■ TASK TO CARRY OUT
Print every entry exactly as written.

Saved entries

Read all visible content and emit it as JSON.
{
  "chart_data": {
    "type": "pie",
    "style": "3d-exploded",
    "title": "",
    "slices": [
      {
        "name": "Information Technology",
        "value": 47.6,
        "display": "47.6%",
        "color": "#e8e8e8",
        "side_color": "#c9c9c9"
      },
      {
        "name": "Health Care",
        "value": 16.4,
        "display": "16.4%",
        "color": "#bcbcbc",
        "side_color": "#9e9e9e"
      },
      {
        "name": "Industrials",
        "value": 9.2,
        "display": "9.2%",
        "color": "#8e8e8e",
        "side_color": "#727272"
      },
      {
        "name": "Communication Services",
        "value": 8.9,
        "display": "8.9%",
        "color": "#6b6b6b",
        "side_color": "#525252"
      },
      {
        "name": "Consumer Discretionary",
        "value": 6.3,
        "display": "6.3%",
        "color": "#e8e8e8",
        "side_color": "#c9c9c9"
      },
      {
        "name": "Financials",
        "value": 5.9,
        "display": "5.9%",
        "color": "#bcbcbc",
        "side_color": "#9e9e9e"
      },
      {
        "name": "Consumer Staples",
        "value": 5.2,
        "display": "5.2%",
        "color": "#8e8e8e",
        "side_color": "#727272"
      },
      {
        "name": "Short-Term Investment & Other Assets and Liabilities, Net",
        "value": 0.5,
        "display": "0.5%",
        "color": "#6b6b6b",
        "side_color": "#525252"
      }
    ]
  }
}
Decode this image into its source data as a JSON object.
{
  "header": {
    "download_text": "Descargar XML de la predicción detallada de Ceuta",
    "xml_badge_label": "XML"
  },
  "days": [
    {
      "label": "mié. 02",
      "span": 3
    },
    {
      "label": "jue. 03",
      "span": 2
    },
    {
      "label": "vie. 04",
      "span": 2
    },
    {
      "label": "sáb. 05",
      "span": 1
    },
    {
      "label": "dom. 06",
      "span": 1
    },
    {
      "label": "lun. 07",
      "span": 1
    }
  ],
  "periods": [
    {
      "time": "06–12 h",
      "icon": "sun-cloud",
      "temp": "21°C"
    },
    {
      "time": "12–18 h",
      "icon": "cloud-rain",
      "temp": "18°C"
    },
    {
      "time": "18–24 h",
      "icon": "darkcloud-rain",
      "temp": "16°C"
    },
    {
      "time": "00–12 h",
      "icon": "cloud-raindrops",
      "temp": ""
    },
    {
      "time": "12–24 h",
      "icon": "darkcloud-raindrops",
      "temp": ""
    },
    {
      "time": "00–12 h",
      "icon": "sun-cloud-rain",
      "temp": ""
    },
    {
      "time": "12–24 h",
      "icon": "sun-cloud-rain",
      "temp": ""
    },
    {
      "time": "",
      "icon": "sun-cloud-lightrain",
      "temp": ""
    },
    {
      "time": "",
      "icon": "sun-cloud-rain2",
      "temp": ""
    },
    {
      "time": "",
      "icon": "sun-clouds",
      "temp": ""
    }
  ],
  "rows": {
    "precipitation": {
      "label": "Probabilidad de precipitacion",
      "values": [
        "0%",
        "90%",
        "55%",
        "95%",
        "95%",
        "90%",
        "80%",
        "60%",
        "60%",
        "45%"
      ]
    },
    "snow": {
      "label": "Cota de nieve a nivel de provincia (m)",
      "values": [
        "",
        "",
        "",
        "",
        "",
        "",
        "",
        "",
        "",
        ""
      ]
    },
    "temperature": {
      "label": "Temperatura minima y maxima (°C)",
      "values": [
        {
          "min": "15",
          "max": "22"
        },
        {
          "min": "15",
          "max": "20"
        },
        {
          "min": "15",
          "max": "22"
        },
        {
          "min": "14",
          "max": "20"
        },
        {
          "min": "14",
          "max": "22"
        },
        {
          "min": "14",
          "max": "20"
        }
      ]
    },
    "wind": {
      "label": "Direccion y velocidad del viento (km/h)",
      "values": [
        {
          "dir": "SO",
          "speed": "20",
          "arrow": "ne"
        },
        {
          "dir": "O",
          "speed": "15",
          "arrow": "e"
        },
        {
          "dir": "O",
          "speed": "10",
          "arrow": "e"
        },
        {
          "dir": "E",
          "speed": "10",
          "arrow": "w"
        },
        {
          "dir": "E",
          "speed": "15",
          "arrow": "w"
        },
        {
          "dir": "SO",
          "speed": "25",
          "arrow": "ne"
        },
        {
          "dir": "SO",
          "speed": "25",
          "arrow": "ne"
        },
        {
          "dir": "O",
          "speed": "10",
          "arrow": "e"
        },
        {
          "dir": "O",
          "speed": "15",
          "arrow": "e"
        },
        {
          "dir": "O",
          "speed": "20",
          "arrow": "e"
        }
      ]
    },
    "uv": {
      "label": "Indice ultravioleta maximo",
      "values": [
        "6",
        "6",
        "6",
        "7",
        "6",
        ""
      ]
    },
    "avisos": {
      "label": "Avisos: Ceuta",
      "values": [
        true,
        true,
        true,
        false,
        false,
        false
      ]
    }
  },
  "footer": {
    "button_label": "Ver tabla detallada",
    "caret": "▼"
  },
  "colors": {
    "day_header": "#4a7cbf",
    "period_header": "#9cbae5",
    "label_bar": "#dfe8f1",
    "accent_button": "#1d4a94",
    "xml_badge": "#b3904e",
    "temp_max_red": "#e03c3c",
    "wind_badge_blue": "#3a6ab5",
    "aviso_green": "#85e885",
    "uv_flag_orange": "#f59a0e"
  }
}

■ CORRECT RESPONSE
Read all visible content and emit it as JSON.
{
  "chart_data": {
    "type": "pie",
    "style": "3d-exploded",
    "title": "",
    "slices": [
      {
        "name": "Information Technology",
        "value": 47.6,
        "display": "47.6%",
        "color": "#e8e8e8",
        "side_color": "#c9c9c9"
      },
      {
        "name": "Health Care",
        "value": 16.4,
        "display": "16.4%",
        "color": "#bcbcbc",
        "side_color": "#9e9e9e"
      },
      {
        "name": "Industrials",
        "value": 9.2,
        "display": "9.2%",
        "color": "#8e8e8e",
        "side_color": "#727272"
      },
      {
        "name": "Communication Services",
        "value": 8.9,
        "display": "8.9%",
        "color": "#6b6b6b",
        "side_color": "#525252"
      },
      {
        "name": "Consumer Discretionary",
        "value": 6.3,
        "display": "6.3%",
        "color": "#e8e8e8",
        "side_color": "#c9c9c9"
      },
      {
        "name": "Financials",
        "value": 5.9,
        "display": "5.9%",
        "color": "#bcbcbc",
        "side_color": "#9e9e9e"
      },
      {
        "name": "Consumer Staples",
        "value": 5.2,
        "display": "5.2%",
        "color": "#8e8e8e",
        "side_color": "#727272"
      },
      {
        "name": "Short-Term Investment & Other Assets and Liabilities, Net",
        "value": 0.5,
        "display": "0.5%",
        "color": "#6b6b6b",
        "side_color": "#525252"
      }
    ]
  }
}
Decode this image into its source data as a JSON object.
{
  "header": {
    "download_text": "Descargar XML de la predicción detallada de Ceuta",
    "xml_badge_label": "XML"
  },
  "days": [
    {
      "label": "mié. 02",
      "span": 3
    },
    {
      "label": "jue. 03",
      "span": 2
    },
    {
      "label": "vie. 04",
      "span": 2
    },
    {
      "label": "sáb. 05",
      "span": 1
    },
    {
      "label": "dom. 06",
      "span": 1
    },
    {
      "label": "lun. 07",
      "span": 1
    }
  ],
  "periods": [
    {
      "time": "06–12 h",
      "icon": "sun-cloud",
      "temp": "21°C"
    },
    {
      "time": "12–18 h",
      "icon": "cloud-rain",
      "temp": "18°C"
    },
    {
      "time": "18–24 h",
      "icon": "darkcloud-rain",
      "temp": "16°C"
    },
    {
      "time": "00–12 h",
      "icon": "cloud-raindrops",
      "temp": ""
    },
    {
      "time": "12–24 h",
      "icon": "darkcloud-raindrops",
      "temp": ""
    },
    {
      "time": "00–12 h",
      "icon": "sun-cloud-rain",
      "temp": ""
    },
    {
      "time": "12–24 h",
      "icon": "sun-cloud-rain",
      "temp": ""
    },
    {
      "time": "",
      "icon": "sun-cloud-lightrain",
      "temp": ""
    },
    {
      "time": "",
      "icon": "sun-cloud-rain2",
      "temp": ""
    },
    {
      "time": "",
      "icon": "sun-clouds",
      "temp": ""
    }
  ],
  "rows": {
    "precipitation": {
      "label": "Probabilidad de precipitacion",
      "values": [
        "0%",
        "90%",
        "55%",
        "95%",
        "95%",
        "90%",
        "80%",
        "60%",
        "60%",
        "45%"
      ]
    },
    "snow": {
      "label": "Cota de nieve a nivel de provincia (m)",
      "values": [
        "",
        "",
        "",
        "",
        "",
        "",
        "",
        "",
        "",
        ""
      ]
    },
    "temperature": {
      "label": "Temperatura minima y maxima (°C)",
      "values": [
        {
          "min": "15",
          "max": "22"
        },
        {
          "min": "15",
          "max": "20"
        },
        {
          "min": "15",
          "max": "22"
        },
        {
          "min": "14",
          "max": "20"
        },
        {
          "min": "14",
          "max": "22"
        },
        {
          "min": "14",
          "max": "20"
        }
      ]
    },
    "wind": {
      "label": "Direccion y velocidad del viento (km/h)",
      "values": [
        {
          "dir": "SO",
          "speed": "20",
          "arrow": "ne"
        },
        {
          "dir": "O",
          "speed": "15",
          "arrow": "e"
        },
        {
          "dir": "O",
          "speed": "10",
          "arrow": "e"
        },
        {
          "dir": "E",
          "speed": "10",
          "arrow": "w"
        },
        {
          "dir": "E",
          "speed": "15",
          "arrow": "w"
        },
        {
          "dir": "SO",
          "speed": "25",
          "arrow": "ne"
        },
        {
          "dir": "SO",
          "speed": "25",
          "arrow": "ne"
        },
        {
          "dir": "O",
          "speed": "10",
          "arrow": "e"
        },
        {
          "dir": "O",
          "speed": "15",
          "arrow": "e"
        },
        {
          "dir": "O",
          "speed": "20",
          "arrow": "e"
        }
      ]
    },
    "uv": {
      "label": "Indice ultravioleta maximo",
      "values": [
        "6",
        "6",
        "6",
        "7",
        "6",
        ""
      ]
    },
    "avisos": {
      "label": "Avisos: Ceuta",
      "values": [
        true,
        true,
        true,
        false,
        false,
        false
      ]
    }
  },
  "footer": {
    "button_label": "Ver tabla detallada",
    "caret": "▼"
  },
  "colors": {
    "day_header": "#4a7cbf",
    "period_header": "#9cbae5",
    "label_bar": "#dfe8f1",
    "accent_button": "#1d4a94",
    "xml_badge": "#b3904e",
    "temp_max_red": "#e03c3c",
    "wind_badge_blue": "#3a6ab5",
    "aviso_green": "#85e885",
    "uv_flag_orange": "#f59a0e"
  }
}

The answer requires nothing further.